EXERCISE DESCRIPTION: All records below must be retyped exactly.

===== DATA FOR THIS TASK

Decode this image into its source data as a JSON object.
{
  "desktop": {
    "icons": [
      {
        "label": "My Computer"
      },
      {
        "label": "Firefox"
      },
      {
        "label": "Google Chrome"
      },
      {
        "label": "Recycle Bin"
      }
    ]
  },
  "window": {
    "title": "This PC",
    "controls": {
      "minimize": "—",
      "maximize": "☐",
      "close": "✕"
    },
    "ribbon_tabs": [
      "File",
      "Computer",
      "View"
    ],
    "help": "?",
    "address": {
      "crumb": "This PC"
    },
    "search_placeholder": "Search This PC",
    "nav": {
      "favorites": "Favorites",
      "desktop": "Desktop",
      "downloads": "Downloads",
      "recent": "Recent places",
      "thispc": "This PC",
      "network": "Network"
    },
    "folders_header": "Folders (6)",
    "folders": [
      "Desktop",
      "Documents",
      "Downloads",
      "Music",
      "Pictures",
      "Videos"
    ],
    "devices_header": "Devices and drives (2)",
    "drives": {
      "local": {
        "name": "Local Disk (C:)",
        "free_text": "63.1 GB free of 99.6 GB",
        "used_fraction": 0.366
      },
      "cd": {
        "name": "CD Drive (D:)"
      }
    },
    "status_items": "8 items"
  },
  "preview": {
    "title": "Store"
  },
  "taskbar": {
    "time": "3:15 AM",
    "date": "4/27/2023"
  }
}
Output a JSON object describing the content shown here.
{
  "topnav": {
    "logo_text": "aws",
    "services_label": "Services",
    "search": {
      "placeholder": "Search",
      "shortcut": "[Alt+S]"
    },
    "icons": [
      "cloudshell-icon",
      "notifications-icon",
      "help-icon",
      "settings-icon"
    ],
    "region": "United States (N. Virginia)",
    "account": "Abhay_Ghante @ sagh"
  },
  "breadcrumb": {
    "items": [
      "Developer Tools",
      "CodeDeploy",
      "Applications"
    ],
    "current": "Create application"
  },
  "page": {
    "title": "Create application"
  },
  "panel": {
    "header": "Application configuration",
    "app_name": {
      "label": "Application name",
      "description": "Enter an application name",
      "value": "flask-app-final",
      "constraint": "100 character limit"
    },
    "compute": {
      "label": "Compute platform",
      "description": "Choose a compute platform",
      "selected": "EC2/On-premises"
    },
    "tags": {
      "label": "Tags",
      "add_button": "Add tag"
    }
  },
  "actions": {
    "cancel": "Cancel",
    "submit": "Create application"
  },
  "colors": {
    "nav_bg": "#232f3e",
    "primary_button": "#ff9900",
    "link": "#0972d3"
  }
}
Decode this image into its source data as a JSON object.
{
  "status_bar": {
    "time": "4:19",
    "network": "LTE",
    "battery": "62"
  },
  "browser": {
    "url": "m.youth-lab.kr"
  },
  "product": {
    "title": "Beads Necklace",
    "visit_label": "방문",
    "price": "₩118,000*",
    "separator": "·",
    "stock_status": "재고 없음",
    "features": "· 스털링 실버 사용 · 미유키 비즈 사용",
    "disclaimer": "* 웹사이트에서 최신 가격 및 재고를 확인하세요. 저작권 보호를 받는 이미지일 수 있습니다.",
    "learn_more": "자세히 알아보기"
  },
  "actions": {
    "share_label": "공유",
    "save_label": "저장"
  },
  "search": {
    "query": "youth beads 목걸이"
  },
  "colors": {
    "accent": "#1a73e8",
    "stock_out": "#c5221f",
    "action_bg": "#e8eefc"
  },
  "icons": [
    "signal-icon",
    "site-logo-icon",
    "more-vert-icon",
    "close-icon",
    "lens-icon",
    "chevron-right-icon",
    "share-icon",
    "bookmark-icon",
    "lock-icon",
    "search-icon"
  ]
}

==========

EXERCISE RESPONSE:
Decode this image into its source data as a JSON object.
{
  "desktop": {
    "icons": [
      {
        "label": "My Computer"
      },
      {
        "label": "Firefox"
      },
      {
        "label": "Google Chrome"
      },
      {
        "label": "Recycle Bin"
      }
    ]
  },
  "window": {
    "title": "This PC",
    "controls": {
      "minimize": "—",
      "maximize": "☐",
      "close": "✕"
    },
    "ribbon_tabs": [
      "File",
      "Computer",
      "View"
    ],
    "help": "?",
    "address": {
      "crumb": "This PC"
    },
    "search_placeholder": "Search This PC",
    "nav": {
      "favorites": "Favorites",
      "desktop": "Desktop",
      "downloads": "Downloads",
      "recent": "Recent places",
      "thispc": "This PC",
      "network": "Network"
    },
    "folders_header": "Folders (6)",
    "folders": [
      "Desktop",
      "Documents",
      "Downloads",
      "Music",
      "Pictures",
      "Videos"
    ],
    "devices_header": "Devices and drives (2)",
    "drives": {
      "local": {
        "name": "Local Disk (C:)",
        "free_text": "63.1 GB free of 99.6 GB",
        "used_fraction": 0.366
      },
      "cd": {
        "name": "CD Drive (D:)"
      }
    },
    "status_items": "8 items"
  },
  "preview": {
    "title": "Store"
  },
  "taskbar": {
    "time": "3:15 AM",
    "date": "4/27/2023"
  }
}
Output a JSON object describing the content shown here.
{
  "topnav": {
    "logo_text": "aws",
    "services_label": "Services",
    "search": {
      "placeholder": "Search",
      "shortcut": "[Alt+S]"
    },
    "icons": [
      "cloudshell-icon",
      "notifications-icon",
      "help-icon",
      "settings-icon"
    ],
    "region": "United States (N. Virginia)",
    "account": "Abhay_Ghante @ sagh"
  },
  "breadcrumb": {
    "items": [
      "Developer Tools",
      "CodeDeploy",
      "Applications"
    ],
    "current": "Create application"
  },
  "page": {
    "title": "Create application"
  },
  "panel": {
    "header": "Application configuration",
    "app_name": {
      "label": "Application name",
      "description": "Enter an application name",
      "value": "flask-app-final",
      "constraint": "100 character limit"
    },
    "compute": {
      "label": "Compute platform",
      "description": "Choose a compute platform",
      "selected": "EC2/On-premises"
    },
    "tags": {
      "label": "Tags",
      "add_button": "Add tag"
    }
  },
  "actions": {
    "cancel": "Cancel",
    "submit": "Create application"
  },
  "colors": {
    "nav_bg": "#232f3e",
    "primary_button": "#ff9900",
    "link": "#0972d3"
  }
}
Decode this image into its source data as a JSON object.
{
  "status_bar": {
    "time": "4:19",
    "network": "LTE",
    "battery": "62"
  },
  "browser": {
    "url": "m.youth-lab.kr"
  },
  "product": {
    "title": "Beads Necklace",
    "visit_label": "방문",
    "price": "₩118,000*",
    "separator": "·",
    "stock_status": "재고 없음",
    "features": "· 스털링 실버 사용 · 미유키 비즈 사용",
    "disclaimer": "* 웹사이트에서 최신 가격 및 재고를 확인하세요. 저작권 보호를 받는 이미지일 수 있습니다.",
    "learn_more": "자세히 알아보기"
  },
  "actions": {
    "share_label": "공유",
    "save_label": "저장"
  },
  "search": {
    "query": "youth beads 목걸이"
  },
  "colors": {
    "accent": "#1a73e8",
    "stock_out": "#c5221f",
    "action_bg": "#e8eefc"
  },
  "icons": [
    "signal-icon",
    "site-logo-icon",
    "more-vert-icon",
    "close-icon",
    "lens-icon",
    "chevron-right-icon",
    "share-icon",
    "bookmark-icon",
    "lock-icon",
    "search-icon"
  ]
}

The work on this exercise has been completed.